» **What the task requires**: Make an exact copy of the data below, leaving out every picture.
** START OF Records supplied **
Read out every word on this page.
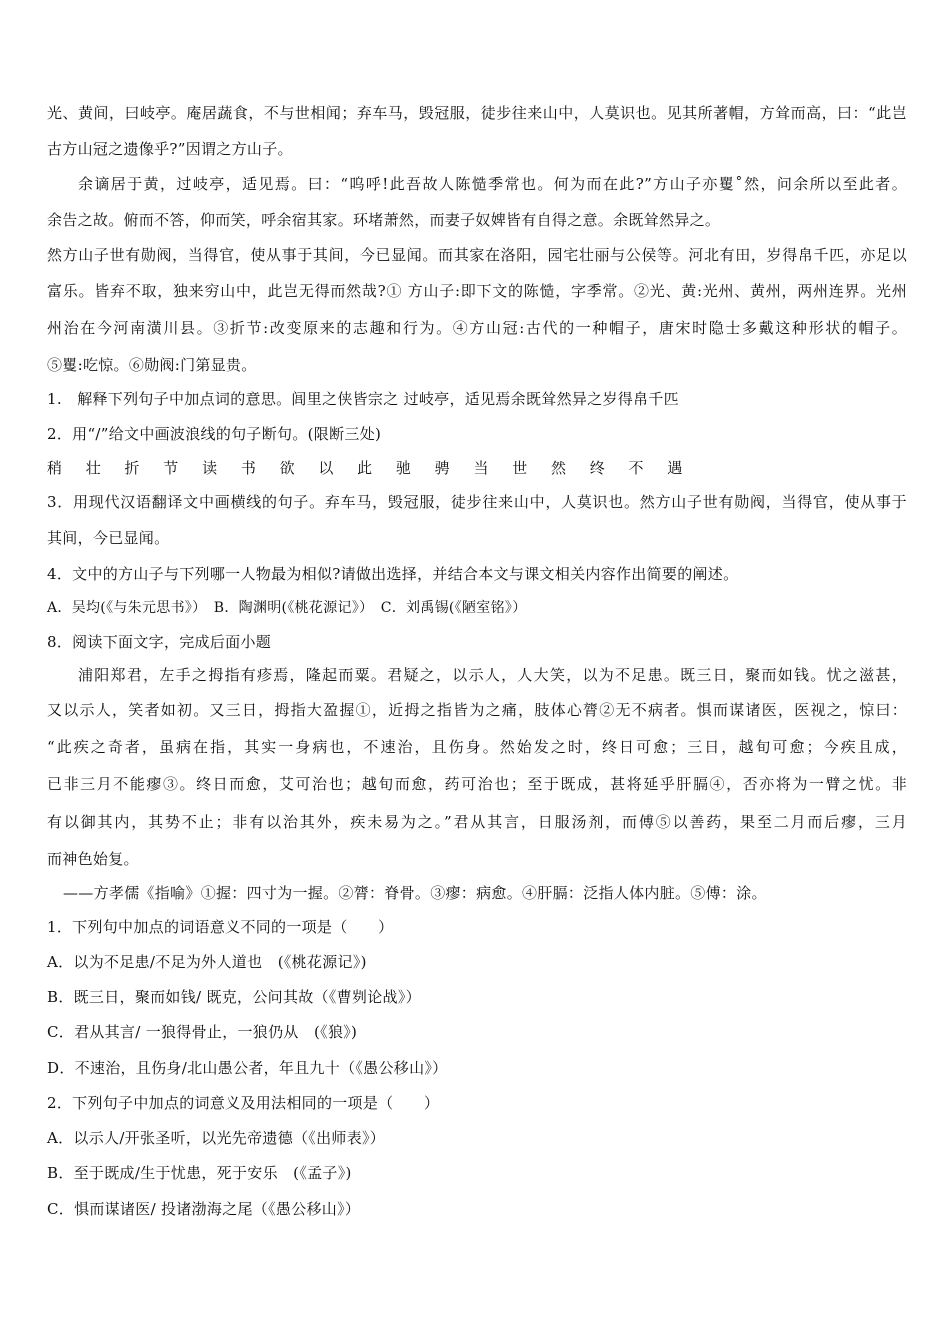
光、黄间，曰岐亭。庵居蔬食，不与世相闻；弃车马，毁冠服，徒步往来山中，人莫识也。见其所著帽，方耸而高，曰：“此岂
古方山冠之遗像乎?”因谓之方山子。
余谪居于黄，过岐亭，适见焉。曰：“呜呼!此吾故人陈慥季常也。何为而在此?”方山子亦矍˚然，问余所以至此者。
余告之故。俯而不答，仰而笑，呼余宿其家。环堵萧然，而妻子奴婢皆有自得之意。余既耸然异之。
然方山子世有勋阀，当得官，使从事于其间，今已显闻。而其家在洛阳，园宅壮丽与公侯等。河北有田，岁得帛千匹，亦足以
富乐。皆弃不取，独来穷山中，此岂无得而然哉?① 方山子:即下文的陈慥，字季常。②光、黄:光州、黄州，两州连界。光州
州治在今河南潢川县。③折节:改变原来的志趣和行为。④方山冠:古代的一种帽子，唐宋时隐士多戴这种形状的帽子。
⑤矍:吃惊。⑥勋阀:门第显贵。
1.　解释下列句子中加点词的意思。闾里之侠皆宗之 过岐亭，适见焉余既耸然异之岁得帛千匹
2．用“/”给文中画波浪线的句子断句。(限断三处)
稍 壮 折 节 读 书 欲 以 此 驰 骋 当 世 然 终 不 遇
3．用现代汉语翻译文中画横线的句子。弃车马，毁冠服，徒步往来山中，人莫识也。然方山子世有勋阀，当得官，使从事于
其间，今已显闻。
4．文中的方山子与下列哪一人物最为相似?请做出选择，并结合本文与课文相关内容作出简要的阐述。
A．吴均(《与朱元思书》）　B．陶渊明(《桃花源记》）　C．刘禹锡(《陋室铭》）
8．阅读下面文字，完成后面小题
浦阳郑君，左手之拇指有疹焉，隆起而粟。君疑之，以示人，人大笑，以为不足患。既三日，聚而如钱。忧之滋甚，
又以示人，笑者如初。又三日，拇指大盈握①，近拇之指皆为之痛，肢体心膂②无不病者。惧而谋诸医，医视之，惊曰：
“此疾之奇者，虽病在指，其实一身病也，不速治，且伤身。然始发之时，终日可愈；三日，越旬可愈；今疾且成，
已非三月不能瘳③。终日而愈，艾可治也；越旬而愈，药可治也；至于既成，甚将延乎肝膈④，否亦将为一臂之忧。非
有以御其内，其势不止；非有以治其外，疾未易为之。”君从其言，日服汤剂，而傅⑤以善药，果至二月而后瘳，三月
而神色始复。
——方孝儒《指喻》①握：四寸为一握。②膂：脊骨。③瘳：病愈。④肝膈：泛指人体内脏。⑤傅：涂。
1．下列句中加点的词语意义不同的一项是（　　）
A．以为不足患/不足为外人道也　(《桃花源记》)
B．既三日，聚而如钱/ 既克，公问其故（《曹刿论战》）
C．君从其言/ 一狼得骨止，一狼仍从　(《狼》)
D．不速治，且伤身/北山愚公者，年且九十（《愚公移山》）
2．下列句子中加点的词意义及用法相同的一项是（　　）
A．以示人/开张圣听，以光先帝遗德（《出师表》）
B．至于既成/生于忧患，死于安乐　(《孟子》)
C．惧而谋诸医/ 投诸渤海之尾（《愚公移山》）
** END OF Records supplied **
» **Answer to the exercise**:
Read out every word on this page.
光、黄间，曰岐亭。庵居蔬食，不与世相闻；弃车马，毁冠服，徒步往来山中，人莫识也。见其所著帽，方耸而高，曰：“此岂
古方山冠之遗像乎?”因谓之方山子。
余谪居于黄，过岐亭，适见焉。曰：“呜呼!此吾故人陈慥季常也。何为而在此?”方山子亦矍˚然，问余所以至此者。
余告之故。俯而不答，仰而笑，呼余宿其家。环堵萧然，而妻子奴婢皆有自得之意。余既耸然异之。
然方山子世有勋阀，当得官，使从事于其间，今已显闻。而其家在洛阳，园宅壮丽与公侯等。河北有田，岁得帛千匹，亦足以
富乐。皆弃不取，独来穷山中，此岂无得而然哉?① 方山子:即下文的陈慥，字季常。②光、黄:光州、黄州，两州连界。光州
州治在今河南潢川县。③折节:改变原来的志趣和行为。④方山冠:古代的一种帽子，唐宋时隐士多戴这种形状的帽子。
⑤矍:吃惊。⑥勋阀:门第显贵。
1.　解释下列句子中加点词的意思。闾里之侠皆宗之 过岐亭，适见焉余既耸然异之岁得帛千匹
2．用“/”给文中画波浪线的句子断句。(限断三处)
稍 壮 折 节 读 书 欲 以 此 驰 骋 当 世 然 终 不 遇
3．用现代汉语翻译文中画横线的句子。弃车马，毁冠服，徒步往来山中，人莫识也。然方山子世有勋阀，当得官，使从事于
其间，今已显闻。
4．文中的方山子与下列哪一人物最为相似?请做出选择，并结合本文与课文相关内容作出简要的阐述。
A．吴均(《与朱元思书》）　B．陶渊明(《桃花源记》）　C．刘禹锡(《陋室铭》）
8．阅读下面文字，完成后面小题
浦阳郑君，左手之拇指有疹焉，隆起而粟。君疑之，以示人，人大笑，以为不足患。既三日，聚而如钱。忧之滋甚，
又以示人，笑者如初。又三日，拇指大盈握①，近拇之指皆为之痛，肢体心膂②无不病者。惧而谋诸医，医视之，惊曰：
“此疾之奇者，虽病在指，其实一身病也，不速治，且伤身。然始发之时，终日可愈；三日，越旬可愈；今疾且成，
已非三月不能瘳③。终日而愈，艾可治也；越旬而愈，药可治也；至于既成，甚将延乎肝膈④，否亦将为一臂之忧。非
有以御其内，其势不止；非有以治其外，疾未易为之。”君从其言，日服汤剂，而傅⑤以善药，果至二月而后瘳，三月
而神色始复。
——方孝儒《指喻》①握：四寸为一握。②膂：脊骨。③瘳：病愈。④肝膈：泛指人体内脏。⑤傅：涂。
1．下列句中加点的词语意义不同的一项是（　　）
A．以为不足患/不足为外人道也　(《桃花源记》)
B．既三日，聚而如钱/ 既克，公问其故（《曹刿论战》）
C．君从其言/ 一狼得骨止，一狼仍从　(《狼》)
D．不速治，且伤身/北山愚公者，年且九十（《愚公移山》）
2．下列句子中加点的词意义及用法相同的一项是（　　）
A．以示人/开张圣听，以光先帝遗德（《出师表》）
B．至于既成/生于忧患，死于安乐　(《孟子》)
C．惧而谋诸医/ 投诸渤海之尾（《愚公移山》）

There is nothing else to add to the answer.